PROBLEM DESCRIPTION — Retype all of the listing exactly, passing over any picture you find.
^^^^^^^^
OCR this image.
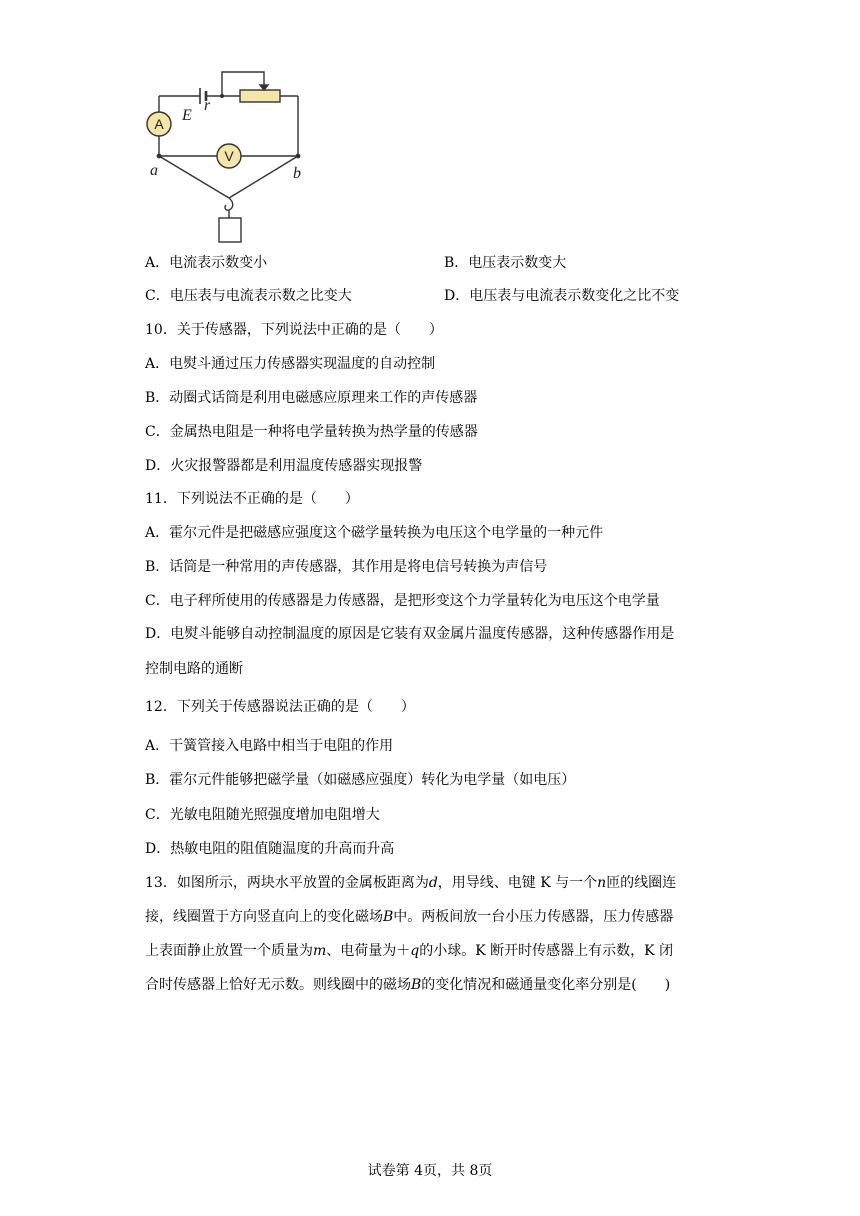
A
V
E
r
a	b
A．电流表示数变小	B．电压表示数变大
C．电压表与电流表示数之比变大	D．电压表与电流表示数变化之比不变
10．关于传感器，下列说法中正确的是（　　）
A．电熨斗通过压力传感器实现温度的自动控制
B．动圈式话筒是利用电磁感应原理来工作的声传感器
C．金属热电阻是一种将电学量转换为热学量的传感器
D．火灾报警器都是利用温度传感器实现报警
11．下列说法不正确的是（　　）
A．霍尔元件是把磁感应强度这个磁学量转换为电压这个电学量的一种元件
B．话筒是一种常用的声传感器，其作用是将电信号转换为声信号
C．电子秤所使用的传感器是力传感器，是把形变这个力学量转化为电压这个电学量
D．电熨斗能够自动控制温度的原因是它装有双金属片温度传感器，这种传感器作用是
控制电路的通断
12．下列关于传感器说法正确的是（　　）
A．干簧管接入电路中相当于电阻的作用
B．霍尔元件能够把磁学量（如磁感应强度）转化为电学量（如电压）
C．光敏电阻随光照强度增加电阻增大
D．热敏电阻的阻值随温度的升高而升高
13．如图所示，两块水平放置的金属板距离为d，用导线、电键 K 与一个n匝的线圈连
接，线圈置于方向竖直向上的变化磁场B中。两板间放一台小压力传感器，压力传感器
上表面静止放置一个质量为m、电荷量为＋q的小球。K 断开时传感器上有示数，K 闭
合时传感器上恰好无示数。则线圈中的磁场B的变化情况和磁通量变化率分别是(　　)
试卷第 4页，共 8页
^^^^^^^^
WRITTEN REPLY —
OCR this image.
A
V
E
r
a	b
A．电流表示数变小	B．电压表示数变大
C．电压表与电流表示数之比变大	D．电压表与电流表示数变化之比不变
10．关于传感器，下列说法中正确的是（　　）
A．电熨斗通过压力传感器实现温度的自动控制
B．动圈式话筒是利用电磁感应原理来工作的声传感器
C．金属热电阻是一种将电学量转换为热学量的传感器
D．火灾报警器都是利用温度传感器实现报警
11．下列说法不正确的是（　　）
A．霍尔元件是把磁感应强度这个磁学量转换为电压这个电学量的一种元件
B．话筒是一种常用的声传感器，其作用是将电信号转换为声信号
C．电子秤所使用的传感器是力传感器，是把形变这个力学量转化为电压这个电学量
D．电熨斗能够自动控制温度的原因是它装有双金属片温度传感器，这种传感器作用是
控制电路的通断
12．下列关于传感器说法正确的是（　　）
A．干簧管接入电路中相当于电阻的作用
B．霍尔元件能够把磁学量（如磁感应强度）转化为电学量（如电压）
C．光敏电阻随光照强度增加电阻增大
D．热敏电阻的阻值随温度的升高而升高
13．如图所示，两块水平放置的金属板距离为d，用导线、电键 K 与一个n匝的线圈连
接，线圈置于方向竖直向上的变化磁场B中。两板间放一台小压力传感器，压力传感器
上表面静止放置一个质量为m、电荷量为＋q的小球。K 断开时传感器上有示数，K 闭
合时传感器上恰好无示数。则线圈中的磁场B的变化情况和磁通量变化率分别是(　　)
试卷第 4页，共 8页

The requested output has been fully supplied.